■ **INSTRUCTIONS TO FOLLOW**:
Without the pictures, write out all the lines below exactly as they appear.

■ **SOURCE MATERIAL**:
┄┄┄┄┄┄┄┄┄┄

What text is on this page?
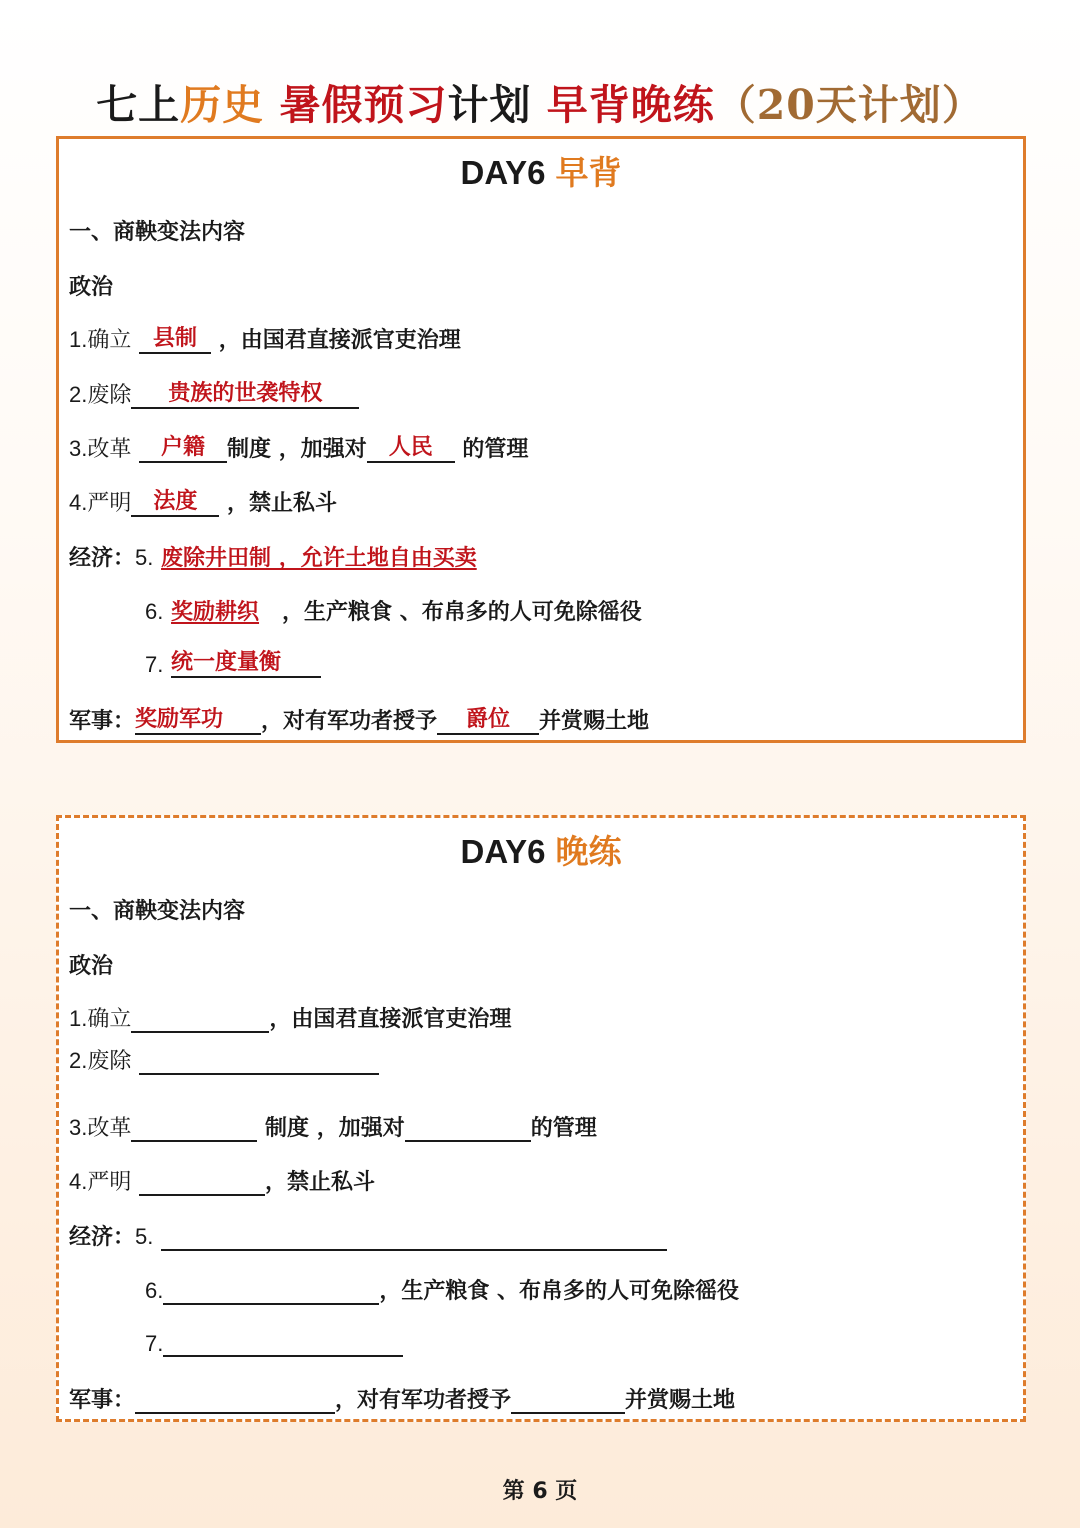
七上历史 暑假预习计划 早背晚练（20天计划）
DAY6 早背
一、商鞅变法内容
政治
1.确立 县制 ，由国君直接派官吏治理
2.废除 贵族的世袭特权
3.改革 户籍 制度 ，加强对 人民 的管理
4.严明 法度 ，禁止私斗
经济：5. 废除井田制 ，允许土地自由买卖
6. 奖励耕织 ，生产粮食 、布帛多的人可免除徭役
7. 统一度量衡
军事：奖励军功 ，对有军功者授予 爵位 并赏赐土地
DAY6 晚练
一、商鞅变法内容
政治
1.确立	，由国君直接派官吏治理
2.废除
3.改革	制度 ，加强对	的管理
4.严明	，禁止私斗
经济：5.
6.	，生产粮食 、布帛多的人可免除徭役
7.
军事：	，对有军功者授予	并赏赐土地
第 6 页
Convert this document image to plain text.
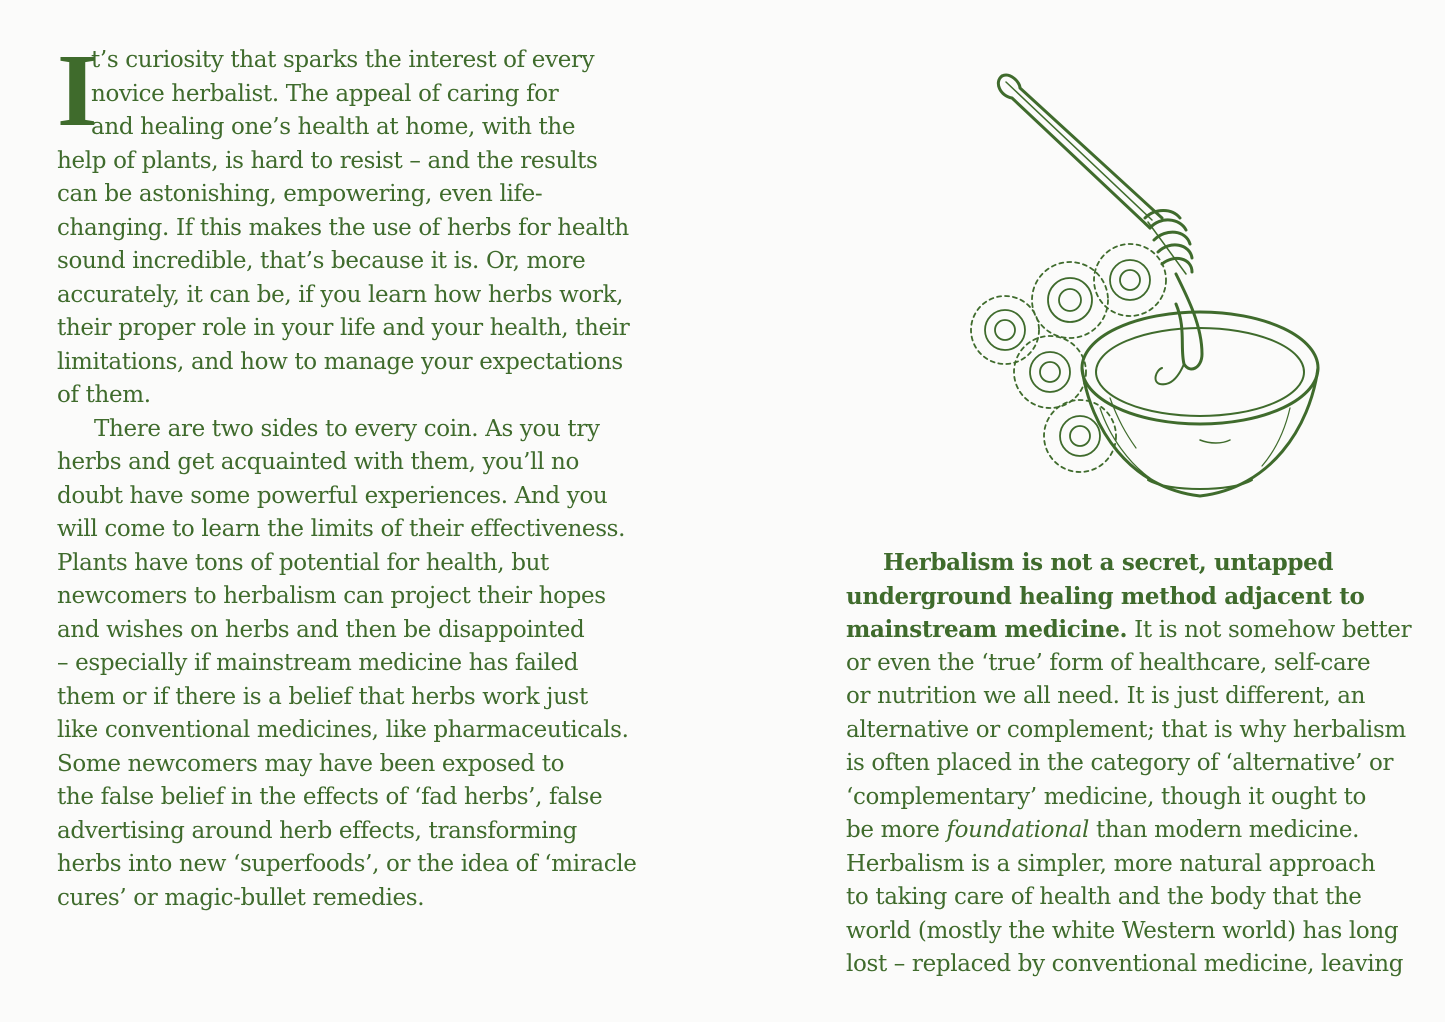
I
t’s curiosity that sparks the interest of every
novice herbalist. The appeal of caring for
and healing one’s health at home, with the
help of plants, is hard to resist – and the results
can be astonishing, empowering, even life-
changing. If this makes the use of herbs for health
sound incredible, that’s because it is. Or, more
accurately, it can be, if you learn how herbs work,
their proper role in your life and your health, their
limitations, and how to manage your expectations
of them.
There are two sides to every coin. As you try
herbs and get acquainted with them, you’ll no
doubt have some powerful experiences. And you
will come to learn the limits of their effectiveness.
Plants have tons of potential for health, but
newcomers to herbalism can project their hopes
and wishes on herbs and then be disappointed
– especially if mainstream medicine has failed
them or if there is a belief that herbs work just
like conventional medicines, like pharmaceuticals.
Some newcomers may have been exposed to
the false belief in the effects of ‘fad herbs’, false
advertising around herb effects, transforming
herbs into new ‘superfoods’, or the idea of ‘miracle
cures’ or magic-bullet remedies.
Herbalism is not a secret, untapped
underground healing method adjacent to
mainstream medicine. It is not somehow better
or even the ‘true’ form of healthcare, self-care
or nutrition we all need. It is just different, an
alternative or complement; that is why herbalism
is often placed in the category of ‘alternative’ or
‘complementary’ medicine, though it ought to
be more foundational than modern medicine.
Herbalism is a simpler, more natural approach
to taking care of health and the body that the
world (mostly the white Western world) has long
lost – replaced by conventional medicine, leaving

┄┄┄┄┄┄┄┄┄┄

■ **THE REPLY**:
What text is on this page?
七上历史 暑假预习计划 早背晚练（20天计划）
DAY6 早背
一、商鞅变法内容
政治
1.确立 县制 ，由国君直接派官吏治理
2.废除 贵族的世袭特权
3.改革 户籍 制度 ，加强对 人民 的管理
4.严明 法度 ，禁止私斗
经济：5. 废除井田制 ，允许土地自由买卖
6. 奖励耕织 ，生产粮食 、布帛多的人可免除徭役
7. 统一度量衡
军事：奖励军功 ，对有军功者授予 爵位 并赏赐土地
DAY6 晚练
一、商鞅变法内容
政治
1.确立	，由国君直接派官吏治理
2.废除
3.改革	制度 ，加强对	的管理
4.严明	，禁止私斗
经济：5.
6.	，生产粮食 、布帛多的人可免除徭役
7.
军事：	，对有军功者授予	并赏赐土地
第 6 页
Convert this document image to plain text.
I
t’s curiosity that sparks the interest of every
novice herbalist. The appeal of caring for
and healing one’s health at home, with the
help of plants, is hard to resist – and the results
can be astonishing, empowering, even life-
changing. If this makes the use of herbs for health
sound incredible, that’s because it is. Or, more
accurately, it can be, if you learn how herbs work,
their proper role in your life and your health, their
limitations, and how to manage your expectations
of them.
There are two sides to every coin. As you try
herbs and get acquainted with them, you’ll no
doubt have some powerful experiences. And you
will come to learn the limits of their effectiveness.
Plants have tons of potential for health, but
newcomers to herbalism can project their hopes
and wishes on herbs and then be disappointed
– especially if mainstream medicine has failed
them or if there is a belief that herbs work just
like conventional medicines, like pharmaceuticals.
Some newcomers may have been exposed to
the false belief in the effects of ‘fad herbs’, false
advertising around herb effects, transforming
herbs into new ‘superfoods’, or the idea of ‘miracle
cures’ or magic-bullet remedies.
Herbalism is not a secret, untapped
underground healing method adjacent to
mainstream medicine. It is not somehow better
or even the ‘true’ form of healthcare, self-care
or nutrition we all need. It is just different, an
alternative or complement; that is why herbalism
is often placed in the category of ‘alternative’ or
‘complementary’ medicine, though it ought to
be more foundational than modern medicine.
Herbalism is a simpler, more natural approach
to taking care of health and the body that the
world (mostly the white Western world) has long
lost – replaced by conventional medicine, leaving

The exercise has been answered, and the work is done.